# [Given problem]
Below are records to transcribe exactly, without their pictures.

==============================

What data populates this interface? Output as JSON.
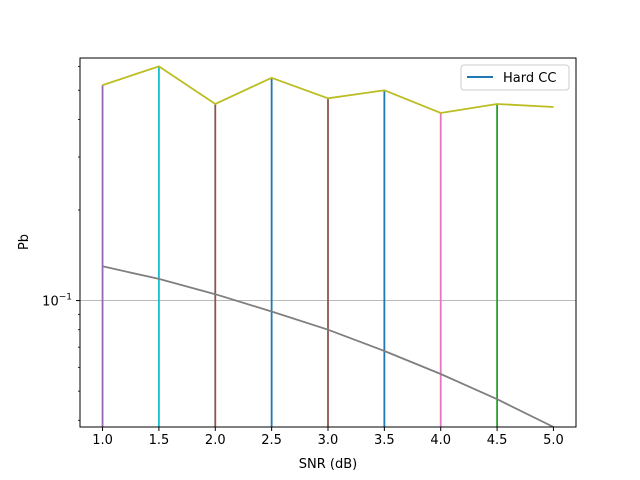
{
  "chart_data": {
    "type": "line",
    "xlabel": "SNR (dB)",
    "ylabel": "Pb",
    "yscale": "log",
    "xlim": [
      0.8,
      5.2
    ],
    "ylim": [
      0.038,
      0.64
    ],
    "grid": "horizontal line at 10^-1 only",
    "x_ticks": [
      "1.0",
      "1.5",
      "2.0",
      "2.5",
      "3.0",
      "3.5",
      "4.0",
      "4.5",
      "5.0"
    ],
    "y_tick_labels": [
      {
        "base": "10",
        "exp": "−1",
        "value": 0.1
      }
    ],
    "legend": {
      "placement": "top-right",
      "entries": [
        {
          "label": "Hard CC",
          "color": "#1f77b4"
        }
      ]
    },
    "curves": [
      {
        "label": "Hard CC",
        "color": "#bcbd22",
        "x": [
          1.0,
          1.5,
          2.0,
          2.5,
          3.0,
          3.5,
          4.0,
          4.5,
          5.0
        ],
        "y": [
          0.52,
          0.6,
          0.45,
          0.55,
          0.47,
          0.5,
          0.42,
          0.45,
          0.44
        ]
      },
      {
        "color": "#7f7f7f",
        "x": [
          1.0,
          1.5,
          2.0,
          2.5,
          3.0,
          3.5,
          4.0,
          4.5,
          5.0
        ],
        "y": [
          0.13,
          0.118,
          0.105,
          0.092,
          0.08,
          0.068,
          0.057,
          0.047,
          0.038
        ]
      }
    ],
    "vertical_lines": [
      {
        "x": 1.0,
        "y_top": 0.52,
        "color": "#9467bd"
      },
      {
        "x": 1.5,
        "y_top": 0.6,
        "color": "#17becf"
      },
      {
        "x": 2.0,
        "y_top": 0.45,
        "color": "#8c564b"
      },
      {
        "x": 2.5,
        "y_top": 0.55,
        "color": "#1f77b4"
      },
      {
        "x": 3.0,
        "y_top": 0.47,
        "color": "#8c564b"
      },
      {
        "x": 3.5,
        "y_top": 0.5,
        "color": "#1f77b4"
      },
      {
        "x": 4.0,
        "y_top": 0.42,
        "color": "#e377c2"
      },
      {
        "x": 4.5,
        "y_top": 0.45,
        "color": "#2ca02c"
      }
    ]
  }
}
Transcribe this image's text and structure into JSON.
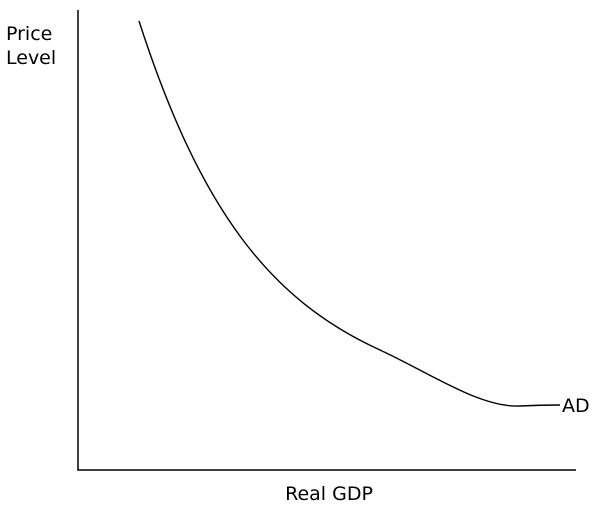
{
  "diagram": {
    "y_axis_label_line1": "Price",
    "y_axis_label_line2": "Level",
    "x_axis_label": "Real GDP",
    "curve_label": "AD",
    "curve_shape": "downward-sloping, convex",
    "colors": {
      "line": "#000000",
      "background": "#ffffff"
    }
  }
}
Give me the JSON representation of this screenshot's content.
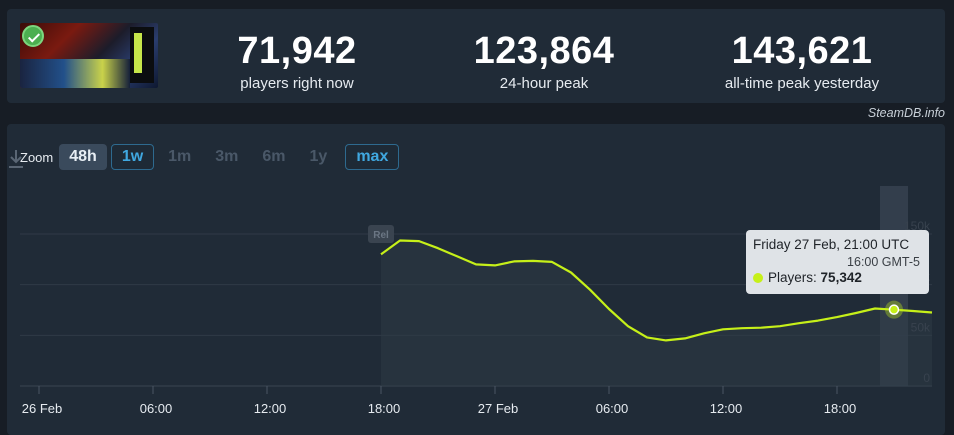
{
  "stats": [
    {
      "value": "71,942",
      "label": "players right now"
    },
    {
      "value": "123,864",
      "label": "24-hour peak"
    },
    {
      "value": "143,621",
      "label": "all-time peak yesterday"
    }
  ],
  "credit": "SteamDB.info",
  "zoom": {
    "label": "Zoom",
    "buttons": [
      {
        "label": "48h",
        "state": "active"
      },
      {
        "label": "1w",
        "state": "available"
      },
      {
        "label": "1m",
        "state": "disabled"
      },
      {
        "label": "3m",
        "state": "disabled"
      },
      {
        "label": "6m",
        "state": "disabled"
      },
      {
        "label": "1y",
        "state": "disabled"
      },
      {
        "label": "max",
        "state": "available"
      }
    ]
  },
  "release_flag": "Rel",
  "tooltip": {
    "date": "Friday 27 Feb, 21:00 UTC",
    "local_time": "16:00 GMT-5",
    "series_label": "Players:",
    "value": "75,342"
  },
  "colors": {
    "line": "#c6f019",
    "background": "#202b37"
  },
  "chart_data": {
    "type": "area",
    "title": "",
    "xlabel": "",
    "ylabel": "",
    "x_ticks": [
      "26 Feb",
      "06:00",
      "12:00",
      "18:00",
      "27 Feb",
      "06:00",
      "12:00",
      "18:00"
    ],
    "x_tick_hours": [
      0,
      6,
      12,
      18,
      24,
      30,
      36,
      42
    ],
    "y_ticks": [
      "0",
      "50k",
      "100k",
      "150k"
    ],
    "y_tick_values": [
      0,
      50000,
      100000,
      150000
    ],
    "ylim": [
      0,
      150000
    ],
    "grid": true,
    "hovered_hour": 45,
    "series": [
      {
        "hours": [
          18,
          19,
          20,
          21,
          22,
          23,
          24,
          25,
          26,
          27,
          28,
          29,
          30,
          31,
          32,
          33,
          34,
          35,
          36,
          37,
          38,
          39,
          40,
          41,
          42,
          43,
          44,
          45,
          46,
          47
        ],
        "values": [
          130000,
          143621,
          143000,
          136000,
          128000,
          120000,
          119000,
          123000,
          123500,
          122500,
          112000,
          95000,
          76000,
          59000,
          48000,
          45000,
          47000,
          52000,
          56000,
          57000,
          57500,
          59000,
          62000,
          64500,
          68000,
          72000,
          76500,
          75342,
          74000,
          72500
        ]
      }
    ]
  }
}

==============================

# [Solution for this task]
What data populates this interface? Output as JSON.
{
  "chart_data": {
    "type": "line",
    "xlabel": "SNR (dB)",
    "ylabel": "Pb",
    "yscale": "log",
    "xlim": [
      0.8,
      5.2
    ],
    "ylim": [
      0.038,
      0.64
    ],
    "grid": "horizontal line at 10^-1 only",
    "x_ticks": [
      "1.0",
      "1.5",
      "2.0",
      "2.5",
      "3.0",
      "3.5",
      "4.0",
      "4.5",
      "5.0"
    ],
    "y_tick_labels": [
      {
        "base": "10",
        "exp": "−1",
        "value": 0.1
      }
    ],
    "legend": {
      "placement": "top-right",
      "entries": [
        {
          "label": "Hard CC",
          "color": "#1f77b4"
        }
      ]
    },
    "curves": [
      {
        "label": "Hard CC",
        "color": "#bcbd22",
        "x": [
          1.0,
          1.5,
          2.0,
          2.5,
          3.0,
          3.5,
          4.0,
          4.5,
          5.0
        ],
        "y": [
          0.52,
          0.6,
          0.45,
          0.55,
          0.47,
          0.5,
          0.42,
          0.45,
          0.44
        ]
      },
      {
        "color": "#7f7f7f",
        "x": [
          1.0,
          1.5,
          2.0,
          2.5,
          3.0,
          3.5,
          4.0,
          4.5,
          5.0
        ],
        "y": [
          0.13,
          0.118,
          0.105,
          0.092,
          0.08,
          0.068,
          0.057,
          0.047,
          0.038
        ]
      }
    ],
    "vertical_lines": [
      {
        "x": 1.0,
        "y_top": 0.52,
        "color": "#9467bd"
      },
      {
        "x": 1.5,
        "y_top": 0.6,
        "color": "#17becf"
      },
      {
        "x": 2.0,
        "y_top": 0.45,
        "color": "#8c564b"
      },
      {
        "x": 2.5,
        "y_top": 0.55,
        "color": "#1f77b4"
      },
      {
        "x": 3.0,
        "y_top": 0.47,
        "color": "#8c564b"
      },
      {
        "x": 3.5,
        "y_top": 0.5,
        "color": "#1f77b4"
      },
      {
        "x": 4.0,
        "y_top": 0.42,
        "color": "#e377c2"
      },
      {
        "x": 4.5,
        "y_top": 0.45,
        "color": "#2ca02c"
      }
    ]
  }
}
Transcribe this image's text and structure into JSON.
{
  "diagram": {
    "y_axis_label_line1": "Price",
    "y_axis_label_line2": "Level",
    "x_axis_label": "Real GDP",
    "curve_label": "AD",
    "curve_shape": "downward-sloping, convex",
    "colors": {
      "line": "#000000",
      "background": "#ffffff"
    }
  }
}
Give me the JSON representation of this screenshot's content.
{
  "stats": [
    {
      "value": "71,942",
      "label": "players right now"
    },
    {
      "value": "123,864",
      "label": "24-hour peak"
    },
    {
      "value": "143,621",
      "label": "all-time peak yesterday"
    }
  ],
  "credit": "SteamDB.info",
  "zoom": {
    "label": "Zoom",
    "buttons": [
      {
        "label": "48h",
        "state": "active"
      },
      {
        "label": "1w",
        "state": "available"
      },
      {
        "label": "1m",
        "state": "disabled"
      },
      {
        "label": "3m",
        "state": "disabled"
      },
      {
        "label": "6m",
        "state": "disabled"
      },
      {
        "label": "1y",
        "state": "disabled"
      },
      {
        "label": "max",
        "state": "available"
      }
    ]
  },
  "release_flag": "Rel",
  "tooltip": {
    "date": "Friday 27 Feb, 21:00 UTC",
    "local_time": "16:00 GMT-5",
    "series_label": "Players:",
    "value": "75,342"
  },
  "colors": {
    "line": "#c6f019",
    "background": "#202b37"
  },
  "chart_data": {
    "type": "area",
    "title": "",
    "xlabel": "",
    "ylabel": "",
    "x_ticks": [
      "26 Feb",
      "06:00",
      "12:00",
      "18:00",
      "27 Feb",
      "06:00",
      "12:00",
      "18:00"
    ],
    "x_tick_hours": [
      0,
      6,
      12,
      18,
      24,
      30,
      36,
      42
    ],
    "y_ticks": [
      "0",
      "50k",
      "100k",
      "150k"
    ],
    "y_tick_values": [
      0,
      50000,
      100000,
      150000
    ],
    "ylim": [
      0,
      150000
    ],
    "grid": true,
    "hovered_hour": 45,
    "series": [
      {
        "hours": [
          18,
          19,
          20,
          21,
          22,
          23,
          24,
          25,
          26,
          27,
          28,
          29,
          30,
          31,
          32,
          33,
          34,
          35,
          36,
          37,
          38,
          39,
          40,
          41,
          42,
          43,
          44,
          45,
          46,
          47
        ],
        "values": [
          130000,
          143621,
          143000,
          136000,
          128000,
          120000,
          119000,
          123000,
          123500,
          122500,
          112000,
          95000,
          76000,
          59000,
          48000,
          45000,
          47000,
          52000,
          56000,
          57000,
          57500,
          59000,
          62000,
          64500,
          68000,
          72000,
          76500,
          75342,
          74000,
          72500
        ]
      }
    ]
  }
}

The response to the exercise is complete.